(Figure record extracts)
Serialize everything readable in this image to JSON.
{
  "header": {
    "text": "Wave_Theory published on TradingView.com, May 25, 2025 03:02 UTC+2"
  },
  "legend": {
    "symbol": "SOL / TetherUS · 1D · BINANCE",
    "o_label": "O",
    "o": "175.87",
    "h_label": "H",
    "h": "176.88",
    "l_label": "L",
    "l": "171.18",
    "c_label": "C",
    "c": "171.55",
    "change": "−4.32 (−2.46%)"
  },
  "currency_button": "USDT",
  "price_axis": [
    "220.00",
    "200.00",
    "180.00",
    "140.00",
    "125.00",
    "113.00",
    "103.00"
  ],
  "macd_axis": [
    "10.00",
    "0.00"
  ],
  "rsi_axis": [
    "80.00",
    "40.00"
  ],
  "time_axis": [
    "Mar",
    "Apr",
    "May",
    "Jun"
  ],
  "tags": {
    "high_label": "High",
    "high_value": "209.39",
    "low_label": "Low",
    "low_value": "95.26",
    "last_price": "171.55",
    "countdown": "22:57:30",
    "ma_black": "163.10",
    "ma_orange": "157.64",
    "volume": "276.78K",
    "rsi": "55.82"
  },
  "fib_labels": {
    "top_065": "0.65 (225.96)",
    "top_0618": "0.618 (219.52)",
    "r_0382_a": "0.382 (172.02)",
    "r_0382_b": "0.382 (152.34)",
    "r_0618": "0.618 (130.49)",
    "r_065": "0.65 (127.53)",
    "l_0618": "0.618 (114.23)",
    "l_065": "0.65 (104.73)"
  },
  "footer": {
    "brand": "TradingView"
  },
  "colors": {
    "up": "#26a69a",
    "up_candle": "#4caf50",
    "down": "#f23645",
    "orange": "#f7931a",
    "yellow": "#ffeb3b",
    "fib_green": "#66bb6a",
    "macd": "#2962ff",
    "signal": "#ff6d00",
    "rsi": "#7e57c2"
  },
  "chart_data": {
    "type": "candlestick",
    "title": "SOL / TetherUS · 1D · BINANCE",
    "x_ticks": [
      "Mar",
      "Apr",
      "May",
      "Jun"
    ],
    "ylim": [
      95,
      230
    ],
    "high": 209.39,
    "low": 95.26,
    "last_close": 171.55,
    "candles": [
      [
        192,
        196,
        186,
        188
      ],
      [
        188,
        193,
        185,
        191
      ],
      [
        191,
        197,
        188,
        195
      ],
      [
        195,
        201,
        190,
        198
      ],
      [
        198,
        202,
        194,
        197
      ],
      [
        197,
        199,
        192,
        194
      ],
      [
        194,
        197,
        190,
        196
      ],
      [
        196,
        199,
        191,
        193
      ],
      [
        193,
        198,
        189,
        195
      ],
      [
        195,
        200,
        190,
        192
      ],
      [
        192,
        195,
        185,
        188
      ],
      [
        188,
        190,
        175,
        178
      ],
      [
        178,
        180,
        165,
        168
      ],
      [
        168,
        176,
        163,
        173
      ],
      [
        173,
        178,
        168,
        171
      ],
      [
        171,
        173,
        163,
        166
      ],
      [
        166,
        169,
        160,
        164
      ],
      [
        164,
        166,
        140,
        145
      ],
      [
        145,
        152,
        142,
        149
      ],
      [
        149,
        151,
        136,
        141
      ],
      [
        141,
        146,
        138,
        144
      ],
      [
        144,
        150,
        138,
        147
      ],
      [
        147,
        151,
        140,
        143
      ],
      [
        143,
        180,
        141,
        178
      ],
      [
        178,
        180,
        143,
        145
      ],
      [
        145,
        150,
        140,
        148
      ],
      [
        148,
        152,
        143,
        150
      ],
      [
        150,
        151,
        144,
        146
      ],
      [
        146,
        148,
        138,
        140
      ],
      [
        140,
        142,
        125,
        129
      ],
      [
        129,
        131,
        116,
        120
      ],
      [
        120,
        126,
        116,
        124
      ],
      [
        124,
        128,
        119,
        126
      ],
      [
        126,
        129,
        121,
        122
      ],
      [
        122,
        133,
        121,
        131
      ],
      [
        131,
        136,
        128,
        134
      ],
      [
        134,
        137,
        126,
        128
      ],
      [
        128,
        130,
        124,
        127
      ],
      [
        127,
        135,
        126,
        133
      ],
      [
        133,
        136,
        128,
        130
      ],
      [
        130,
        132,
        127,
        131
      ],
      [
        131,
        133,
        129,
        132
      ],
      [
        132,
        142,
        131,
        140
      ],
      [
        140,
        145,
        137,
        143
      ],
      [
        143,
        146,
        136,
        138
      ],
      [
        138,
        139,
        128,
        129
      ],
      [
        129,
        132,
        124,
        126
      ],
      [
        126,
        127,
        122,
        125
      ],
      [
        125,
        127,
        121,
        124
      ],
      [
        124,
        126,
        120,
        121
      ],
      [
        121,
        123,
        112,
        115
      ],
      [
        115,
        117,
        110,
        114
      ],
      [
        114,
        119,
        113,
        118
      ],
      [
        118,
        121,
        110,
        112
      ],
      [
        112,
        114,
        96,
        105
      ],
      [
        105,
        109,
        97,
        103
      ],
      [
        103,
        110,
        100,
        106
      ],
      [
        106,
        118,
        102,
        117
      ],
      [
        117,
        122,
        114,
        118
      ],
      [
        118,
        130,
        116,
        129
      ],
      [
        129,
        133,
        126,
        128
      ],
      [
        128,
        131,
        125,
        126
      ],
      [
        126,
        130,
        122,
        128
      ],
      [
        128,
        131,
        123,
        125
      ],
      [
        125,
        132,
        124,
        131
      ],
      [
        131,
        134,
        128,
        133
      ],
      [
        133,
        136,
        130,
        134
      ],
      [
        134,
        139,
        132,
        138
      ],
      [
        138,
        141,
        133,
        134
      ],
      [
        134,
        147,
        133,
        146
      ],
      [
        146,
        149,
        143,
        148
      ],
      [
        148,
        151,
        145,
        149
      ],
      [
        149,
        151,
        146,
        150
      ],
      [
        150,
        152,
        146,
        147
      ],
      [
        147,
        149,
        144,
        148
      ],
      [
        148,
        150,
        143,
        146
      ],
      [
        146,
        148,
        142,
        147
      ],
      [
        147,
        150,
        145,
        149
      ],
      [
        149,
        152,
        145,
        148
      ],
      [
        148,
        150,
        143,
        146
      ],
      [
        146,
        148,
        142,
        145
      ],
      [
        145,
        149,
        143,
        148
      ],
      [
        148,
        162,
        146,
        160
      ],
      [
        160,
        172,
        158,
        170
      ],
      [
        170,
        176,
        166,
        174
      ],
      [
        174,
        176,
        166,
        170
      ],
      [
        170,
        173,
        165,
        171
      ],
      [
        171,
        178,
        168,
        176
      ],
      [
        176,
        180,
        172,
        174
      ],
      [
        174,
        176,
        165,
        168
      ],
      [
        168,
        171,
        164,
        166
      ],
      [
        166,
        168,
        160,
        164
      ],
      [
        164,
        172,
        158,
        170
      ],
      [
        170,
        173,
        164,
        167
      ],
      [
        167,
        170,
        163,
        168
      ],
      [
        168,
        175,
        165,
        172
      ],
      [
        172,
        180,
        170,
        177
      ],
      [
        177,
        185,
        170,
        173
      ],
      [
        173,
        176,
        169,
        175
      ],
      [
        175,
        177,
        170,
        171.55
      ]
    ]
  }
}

**Problem to work on:** Each line of the material above either contains the word "TradingView" or does not; state how many do, and nothing else.

**Solution:** 2